■ WORK TO BE COMPLETED ■
Find how many lines hold the word "immediately". Give only the number.

■ ENTRIES SUPPLIED ■

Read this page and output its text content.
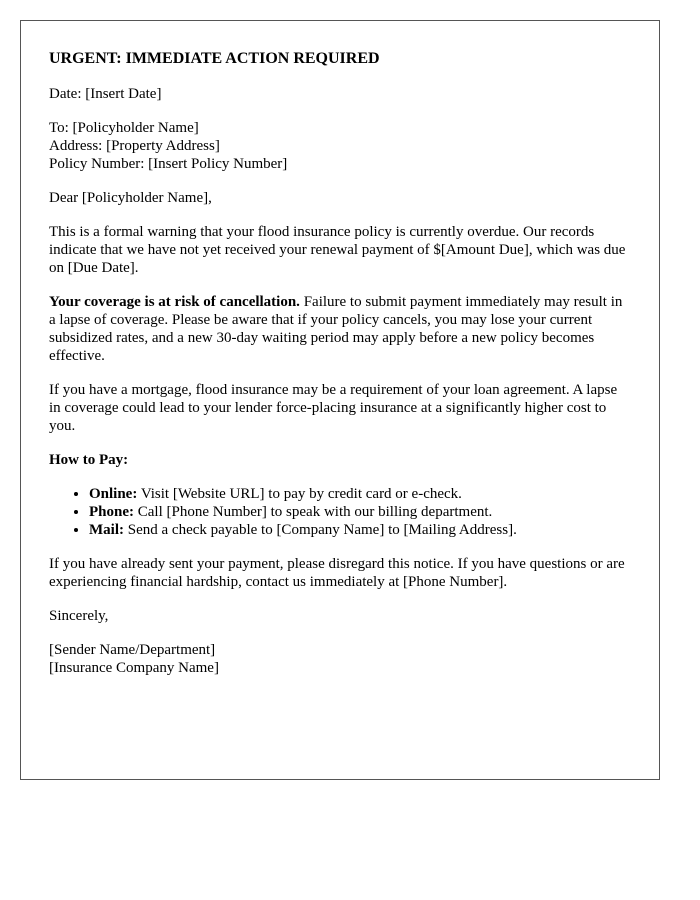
URGENT: IMMEDIATE ACTION REQUIRED

Date: [Insert Date]

To: [Policyholder Name]
Address: [Property Address]
Policy Number: [Insert Policy Number]

Dear [Policyholder Name],

This is a formal warning that your flood insurance policy is currently overdue. Our records indicate that we have not yet received your renewal payment of $[Amount Due], which was due on [Due Date].

Your coverage is at risk of cancellation. Failure to submit payment immediately may result in a lapse of coverage. Please be aware that if your policy cancels, you may lose your current subsidized rates, and a new 30-day waiting period may apply before a new policy becomes effective.

If you have a mortgage, flood insurance may be a requirement of your loan agreement. A lapse in coverage could lead to your lender force-placing insurance at a significantly higher cost to you.

How to Pay:

• Online: Visit [Website URL] to pay by credit card or e-check.
• Phone: Call [Phone Number] to speak with our billing department.
• Mail: Send a check payable to [Company Name] to [Mailing Address].

If you have already sent your payment, please disregard this notice. If you have questions or are experiencing financial hardship, contact us immediately at [Phone Number].

Sincerely,

[Sender Name/Department]
[Insurance Company Name]
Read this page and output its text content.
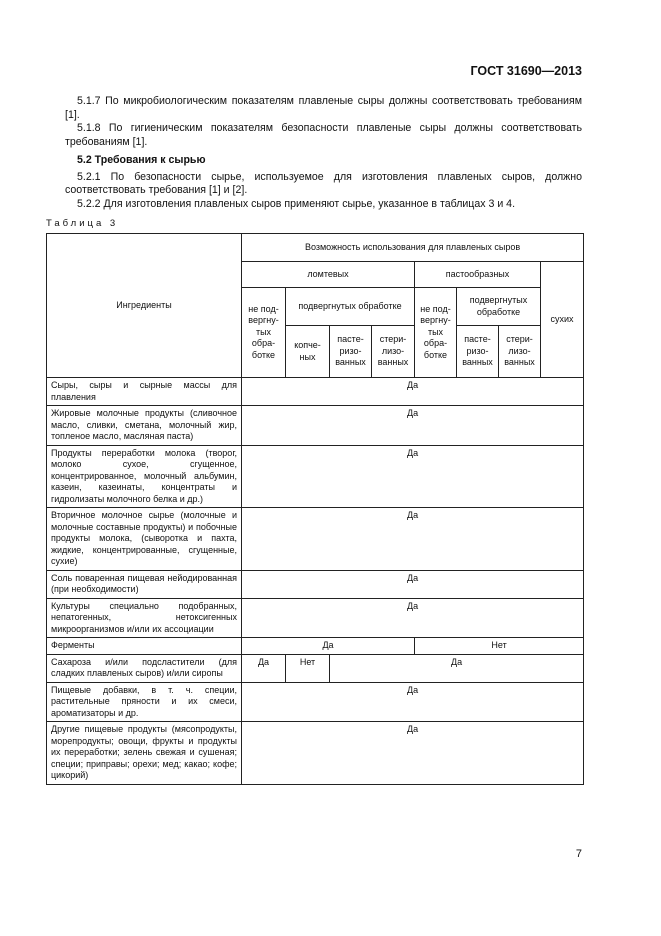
ГОСТ 31690—2013

5.1.7 По микробиологическим показателям плавленые сыры должны соответствовать требованиям [1].

5.1.8 По гигиеническим показателям безопасности плавленые сыры должны соответствовать требованиям [1].

5.2 Требования к сырью

5.2.1 По безопасности сырье, используемое для изготовления плавленых сыров, должно соответствовать требования [1] и [2].

5.2.2 Для изготовления плавленых сыров применяют сырье, указанное в таблицах 3 и 4.

Таблица 3
Ингредиенты	Возможность использования для плавленых сыров							
	ломтевых				пастообразных			сухих
	не под-вергну-тых обра-ботке	подвергнутых обработке			не под-вергну-тых обра-ботке	подвергнутых обработке		
		копче-ных	пасте-ризо-ванных	стери-лизо-ванных		пасте-ризо-ванных	стери-лизо-ванных	
Сыры, сыры и сырные массы для плавления	Да							
Жировые молочные продукты (сливочное масло, сливки, сметана, молочный жир, топленое масло, масляная паста)	Да							
Продукты переработки молока (творог, молоко сухое, сгущенное, концентрированное, молочный альбумин, казеин, казеинаты, концентраты и гидролизаты молочного белка и др.)	Да							
Вторичное молочное сырье (молочные и молочные составные продукты) и побочные продукты молока, (сыворотка и пахта, жидкие, концентрированные, сгущенные, сухие)	Да							
Соль поваренная пищевая нейодированная (при необходимости)	Да							
Культуры специально подобранных, непатогенных, нетоксигенных микроорганизмов и/или их ассоциации	Да							
Ферменты	Да				Нет			
Сахароза и/или подсластители (для сладких плавленых сыров) и/или сиропы	Да	Нет	Да					
Пищевые добавки, в т. ч. специи, растительные пряности и их смеси, ароматизаторы и др.	Да							
Другие пищевые продукты (мясопродукты, морепродукты; овощи, фрукты и продукты их переработки; зелень свежая и сушеная; специи; приправы; орехи; мед; какао; кофе; цикорий)	Да							
7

■ RESULT OF THE TASK ■
2